**Record set**:
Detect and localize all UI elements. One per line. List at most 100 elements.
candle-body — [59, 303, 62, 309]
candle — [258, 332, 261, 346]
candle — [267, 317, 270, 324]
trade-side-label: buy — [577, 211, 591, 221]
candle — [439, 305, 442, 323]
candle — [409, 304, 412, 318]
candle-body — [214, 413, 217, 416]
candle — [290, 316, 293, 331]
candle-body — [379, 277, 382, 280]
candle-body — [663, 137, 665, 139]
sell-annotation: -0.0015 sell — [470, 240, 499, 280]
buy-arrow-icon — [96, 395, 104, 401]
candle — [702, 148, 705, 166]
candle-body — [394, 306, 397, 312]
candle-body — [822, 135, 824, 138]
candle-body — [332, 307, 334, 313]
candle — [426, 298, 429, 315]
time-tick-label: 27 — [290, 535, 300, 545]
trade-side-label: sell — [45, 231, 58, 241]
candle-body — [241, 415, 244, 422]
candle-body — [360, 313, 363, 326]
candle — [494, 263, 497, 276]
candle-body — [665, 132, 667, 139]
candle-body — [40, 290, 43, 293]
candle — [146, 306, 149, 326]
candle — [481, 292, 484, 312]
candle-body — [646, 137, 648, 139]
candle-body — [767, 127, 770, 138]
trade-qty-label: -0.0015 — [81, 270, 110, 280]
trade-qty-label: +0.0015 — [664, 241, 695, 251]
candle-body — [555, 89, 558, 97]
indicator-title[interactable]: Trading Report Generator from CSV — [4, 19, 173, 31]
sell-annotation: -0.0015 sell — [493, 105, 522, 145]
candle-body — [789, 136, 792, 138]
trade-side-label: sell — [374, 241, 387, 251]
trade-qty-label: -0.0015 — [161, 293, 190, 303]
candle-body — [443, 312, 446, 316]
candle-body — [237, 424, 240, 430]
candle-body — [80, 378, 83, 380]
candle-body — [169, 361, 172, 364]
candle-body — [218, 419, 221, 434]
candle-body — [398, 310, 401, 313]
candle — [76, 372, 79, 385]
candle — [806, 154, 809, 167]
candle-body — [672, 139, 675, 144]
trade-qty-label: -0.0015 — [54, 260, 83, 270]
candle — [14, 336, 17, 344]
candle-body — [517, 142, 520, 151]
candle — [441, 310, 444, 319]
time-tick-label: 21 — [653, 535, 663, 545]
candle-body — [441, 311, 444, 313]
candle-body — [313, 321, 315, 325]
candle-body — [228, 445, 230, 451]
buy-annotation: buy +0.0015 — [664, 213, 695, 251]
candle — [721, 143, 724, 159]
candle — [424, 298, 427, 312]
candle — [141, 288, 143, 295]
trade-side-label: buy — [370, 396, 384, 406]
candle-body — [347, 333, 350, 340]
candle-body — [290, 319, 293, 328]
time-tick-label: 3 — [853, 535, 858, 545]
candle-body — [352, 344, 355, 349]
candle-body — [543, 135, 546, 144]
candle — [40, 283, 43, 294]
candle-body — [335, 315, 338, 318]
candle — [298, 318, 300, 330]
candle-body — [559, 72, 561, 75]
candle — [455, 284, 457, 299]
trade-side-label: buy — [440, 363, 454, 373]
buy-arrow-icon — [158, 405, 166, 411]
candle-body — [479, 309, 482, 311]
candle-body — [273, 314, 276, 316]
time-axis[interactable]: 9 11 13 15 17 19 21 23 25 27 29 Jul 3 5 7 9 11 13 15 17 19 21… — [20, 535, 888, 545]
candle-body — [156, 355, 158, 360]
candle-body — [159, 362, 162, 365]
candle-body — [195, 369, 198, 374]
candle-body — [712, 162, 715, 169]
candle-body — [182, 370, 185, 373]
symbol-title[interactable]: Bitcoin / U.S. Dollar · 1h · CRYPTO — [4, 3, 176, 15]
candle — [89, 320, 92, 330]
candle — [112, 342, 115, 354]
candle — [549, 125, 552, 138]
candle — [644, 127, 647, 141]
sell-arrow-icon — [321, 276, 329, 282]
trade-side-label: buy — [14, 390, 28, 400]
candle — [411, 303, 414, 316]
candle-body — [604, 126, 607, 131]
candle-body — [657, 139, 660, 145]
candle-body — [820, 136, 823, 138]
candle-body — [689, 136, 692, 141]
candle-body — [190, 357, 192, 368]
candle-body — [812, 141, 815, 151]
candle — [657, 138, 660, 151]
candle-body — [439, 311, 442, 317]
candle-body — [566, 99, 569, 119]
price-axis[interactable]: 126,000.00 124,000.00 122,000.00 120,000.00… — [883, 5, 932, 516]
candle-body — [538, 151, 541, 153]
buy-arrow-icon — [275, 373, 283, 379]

**What the task requires**: Reproduce every entry above line for line, changing nothing.

**Answer below**:
Detect and localize all UI elements. One per line. List at most 100 elements.
candle-body — [59, 303, 62, 309]
candle — [258, 332, 261, 346]
candle — [267, 317, 270, 324]
trade-side-label: buy — [577, 211, 591, 221]
candle — [439, 305, 442, 323]
candle — [409, 304, 412, 318]
candle-body — [214, 413, 217, 416]
candle — [290, 316, 293, 331]
candle-body — [379, 277, 382, 280]
candle-body — [663, 137, 665, 139]
sell-annotation: -0.0015 sell — [470, 240, 499, 280]
buy-arrow-icon — [96, 395, 104, 401]
candle — [702, 148, 705, 166]
candle-body — [394, 306, 397, 312]
candle-body — [822, 135, 824, 138]
candle-body — [332, 307, 334, 313]
candle — [426, 298, 429, 315]
time-tick-label: 27 — [290, 535, 300, 545]
trade-side-label: sell — [45, 231, 58, 241]
candle-body — [241, 415, 244, 422]
candle-body — [360, 313, 363, 326]
candle — [494, 263, 497, 276]
candle-body — [665, 132, 667, 139]
candle-body — [40, 290, 43, 293]
candle — [146, 306, 149, 326]
candle — [481, 292, 484, 312]
candle-body — [646, 137, 648, 139]
candle-body — [767, 127, 770, 138]
trade-qty-label: -0.0015 — [81, 270, 110, 280]
trade-qty-label: +0.0015 — [664, 241, 695, 251]
candle-body — [555, 89, 558, 97]
indicator-title[interactable]: Trading Report Generator from CSV — [4, 19, 173, 31]
sell-annotation: -0.0015 sell — [493, 105, 522, 145]
candle-body — [789, 136, 792, 138]
trade-side-label: sell — [374, 241, 387, 251]
trade-qty-label: -0.0015 — [161, 293, 190, 303]
candle-body — [443, 312, 446, 316]
candle-body — [237, 424, 240, 430]
candle-body — [80, 378, 83, 380]
candle-body — [169, 361, 172, 364]
candle-body — [218, 419, 221, 434]
candle-body — [398, 310, 401, 313]
candle — [76, 372, 79, 385]
candle — [806, 154, 809, 167]
candle-body — [672, 139, 675, 144]
trade-qty-label: -0.0015 — [54, 260, 83, 270]
candle — [14, 336, 17, 344]
candle-body — [517, 142, 520, 151]
candle — [441, 310, 444, 319]
time-tick-label: 21 — [653, 535, 663, 545]
candle-body — [441, 311, 444, 313]
candle-body — [313, 321, 315, 325]
candle-body — [228, 445, 230, 451]
buy-annotation: buy +0.0015 — [664, 213, 695, 251]
candle — [721, 143, 724, 159]
candle — [424, 298, 427, 312]
candle — [141, 288, 143, 295]
trade-side-label: buy — [370, 396, 384, 406]
candle-body — [347, 333, 350, 340]
candle-body — [290, 319, 293, 328]
time-tick-label: 3 — [853, 535, 858, 545]
candle-body — [352, 344, 355, 349]
candle-body — [543, 135, 546, 144]
candle — [40, 283, 43, 294]
candle-body — [335, 315, 338, 318]
candle — [298, 318, 300, 330]
candle-body — [559, 72, 561, 75]
candle — [455, 284, 457, 299]
trade-side-label: buy — [440, 363, 454, 373]
buy-arrow-icon — [158, 405, 166, 411]
candle-body — [479, 309, 482, 311]
candle-body — [273, 314, 276, 316]
time-axis[interactable]: 9 11 13 15 17 19 21 23 25 27 29 Jul 3 5 7 9 11 13 15 17 19 21… — [20, 535, 888, 545]
candle-body — [156, 355, 158, 360]
candle-body — [159, 362, 162, 365]
candle-body — [195, 369, 198, 374]
candle-body — [712, 162, 715, 169]
candle-body — [182, 370, 185, 373]
symbol-title[interactable]: Bitcoin / U.S. Dollar · 1h · CRYPTO — [4, 3, 176, 15]
candle — [89, 320, 92, 330]
candle — [112, 342, 115, 354]
candle — [549, 125, 552, 138]
candle — [644, 127, 647, 141]
sell-arrow-icon — [321, 276, 329, 282]
trade-side-label: buy — [14, 390, 28, 400]
candle — [411, 303, 414, 316]
candle-body — [604, 126, 607, 131]
candle-body — [657, 139, 660, 145]
candle-body — [820, 136, 823, 138]
candle-body — [689, 136, 692, 141]
candle-body — [190, 357, 192, 368]
candle-body — [812, 141, 815, 151]
candle — [657, 138, 660, 151]
candle-body — [439, 311, 442, 317]
candle-body — [566, 99, 569, 119]
price-axis[interactable]: 126,000.00 124,000.00 122,000.00 120,000.00… — [883, 5, 932, 516]
candle-body — [538, 151, 541, 153]
buy-arrow-icon — [275, 373, 283, 379]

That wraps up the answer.